Leave out the pictures and copy every record exactly.

[Records that describe figures]
** START **

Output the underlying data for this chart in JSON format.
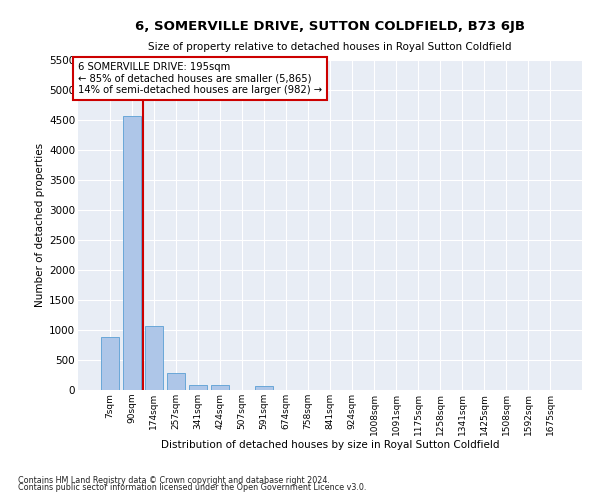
{
  "title": "6, SOMERVILLE DRIVE, SUTTON COLDFIELD, B73 6JB",
  "subtitle": "Size of property relative to detached houses in Royal Sutton Coldfield",
  "xlabel": "Distribution of detached houses by size in Royal Sutton Coldfield",
  "ylabel": "Number of detached properties",
  "footnote1": "Contains HM Land Registry data © Crown copyright and database right 2024.",
  "footnote2": "Contains public sector information licensed under the Open Government Licence v3.0.",
  "annotation_line1": "6 SOMERVILLE DRIVE: 195sqm",
  "annotation_line2": "← 85% of detached houses are smaller (5,865)",
  "annotation_line3": "14% of semi-detached houses are larger (982) →",
  "bar_color": "#aec6e8",
  "bar_edge_color": "#5a9fd4",
  "vline_color": "#cc0000",
  "vline_x": 1.5,
  "bg_color": "#e8edf5",
  "categories": [
    "7sqm",
    "90sqm",
    "174sqm",
    "257sqm",
    "341sqm",
    "424sqm",
    "507sqm",
    "591sqm",
    "674sqm",
    "758sqm",
    "841sqm",
    "924sqm",
    "1008sqm",
    "1091sqm",
    "1175sqm",
    "1258sqm",
    "1341sqm",
    "1425sqm",
    "1508sqm",
    "1592sqm",
    "1675sqm"
  ],
  "values": [
    880,
    4560,
    1060,
    280,
    90,
    80,
    0,
    60,
    0,
    0,
    0,
    0,
    0,
    0,
    0,
    0,
    0,
    0,
    0,
    0,
    0
  ],
  "ylim": [
    0,
    5500
  ],
  "yticks": [
    0,
    500,
    1000,
    1500,
    2000,
    2500,
    3000,
    3500,
    4000,
    4500,
    5000,
    5500
  ]
}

** END **

▸ Finished answer
Output the underlying data for this chart in JSON format.
{
  "title": "6, SOMERVILLE DRIVE, SUTTON COLDFIELD, B73 6JB",
  "subtitle": "Size of property relative to detached houses in Royal Sutton Coldfield",
  "xlabel": "Distribution of detached houses by size in Royal Sutton Coldfield",
  "ylabel": "Number of detached properties",
  "footnote1": "Contains HM Land Registry data © Crown copyright and database right 2024.",
  "footnote2": "Contains public sector information licensed under the Open Government Licence v3.0.",
  "annotation_line1": "6 SOMERVILLE DRIVE: 195sqm",
  "annotation_line2": "← 85% of detached houses are smaller (5,865)",
  "annotation_line3": "14% of semi-detached houses are larger (982) →",
  "bar_color": "#aec6e8",
  "bar_edge_color": "#5a9fd4",
  "vline_color": "#cc0000",
  "vline_x": 1.5,
  "bg_color": "#e8edf5",
  "categories": [
    "7sqm",
    "90sqm",
    "174sqm",
    "257sqm",
    "341sqm",
    "424sqm",
    "507sqm",
    "591sqm",
    "674sqm",
    "758sqm",
    "841sqm",
    "924sqm",
    "1008sqm",
    "1091sqm",
    "1175sqm",
    "1258sqm",
    "1341sqm",
    "1425sqm",
    "1508sqm",
    "1592sqm",
    "1675sqm"
  ],
  "values": [
    880,
    4560,
    1060,
    280,
    90,
    80,
    0,
    60,
    0,
    0,
    0,
    0,
    0,
    0,
    0,
    0,
    0,
    0,
    0,
    0,
    0
  ],
  "ylim": [
    0,
    5500
  ],
  "yticks": [
    0,
    500,
    1000,
    1500,
    2000,
    2500,
    3000,
    3500,
    4000,
    4500,
    5000,
    5500
  ]
}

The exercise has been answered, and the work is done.